**Work item:** Copy out the Silent Way text starting at "The word charts" and ending at "with their spelling.", substituting "vocabulary charts" for every instance of "word charts".

The sound-color chart consists of blocks of color, with one color representing one sound in the language being learned. The teacher uses this chart to help teach pronunciation; as well as pointing to colors to help students with the different sounds, the teacher can also tap particular colors harder to help students learn word stress. Later in the learning process, students can point to the chart themselves. The chart can help students to become aware of sounds that may not occur in their first language, and it also allows students to practice making these sounds without relying on mechanical repetition. It also provides an easily verifiable record of which sounds the students have and which they have not, which can help their autonomy.

The word charts contain the functional vocabulary of the target language, and use the same color scheme as the sound-color chart. Each letter is colored in a way that indicates its pronunciation. The teacher can point to the chart to highlight the pronunciation of different words in sentences that the students are learning. There are twelve word charts in English, containing a total of around five hundred words. The Fidel also use the same color-coding, and list the various ways that sounds can be spelled. For example, in English, the entry for the sound /ey/ contains the spellings ay, ea, ei, eigh, etc., all written in the same color. These can be used to help students associate sounds with their spelling.

== Reception and influence ==
As of 2000, the Silent Way was only used by a small number of teachers. These teachers often work in situations where accuracy is important. Their classes may also be challenging, for example working with illiterate refugees. However, the ideas behind the Silent Way continue to be influential, particularly in the area of teaching pronunciation.

**Data extracts:**
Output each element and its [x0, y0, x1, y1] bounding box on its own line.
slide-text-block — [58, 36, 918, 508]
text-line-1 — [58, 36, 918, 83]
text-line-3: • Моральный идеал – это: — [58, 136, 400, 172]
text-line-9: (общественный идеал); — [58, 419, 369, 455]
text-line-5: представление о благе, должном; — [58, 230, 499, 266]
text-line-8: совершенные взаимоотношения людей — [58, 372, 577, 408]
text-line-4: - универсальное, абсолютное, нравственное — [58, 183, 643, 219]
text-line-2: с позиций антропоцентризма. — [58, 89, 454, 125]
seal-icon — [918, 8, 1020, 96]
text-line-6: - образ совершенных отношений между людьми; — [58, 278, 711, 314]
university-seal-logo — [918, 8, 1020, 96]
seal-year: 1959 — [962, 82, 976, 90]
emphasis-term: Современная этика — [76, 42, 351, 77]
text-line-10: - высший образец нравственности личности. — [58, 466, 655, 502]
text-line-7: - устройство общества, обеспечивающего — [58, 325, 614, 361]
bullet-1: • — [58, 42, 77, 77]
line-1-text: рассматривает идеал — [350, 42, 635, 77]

**Written response:**
The vocabulary charts contain the functional vocabulary of the target language, and use the same color scheme as the sound-color chart. Each letter is colored in a way that indicates its pronunciation. The teacher can point to the chart to highlight the pronunciation of different words in sentences that the students are learning. There are twelve vocabulary charts in English, containing a total of around five hundred words. The Fidel also use the same color-coding, and list the various ways that sounds can be spelled. For example, in English, the entry for the sound /ey/ contains the spellings ay, ea, ei, eigh, etc., all written in the same color. These can be used to help students associate sounds with their spelling.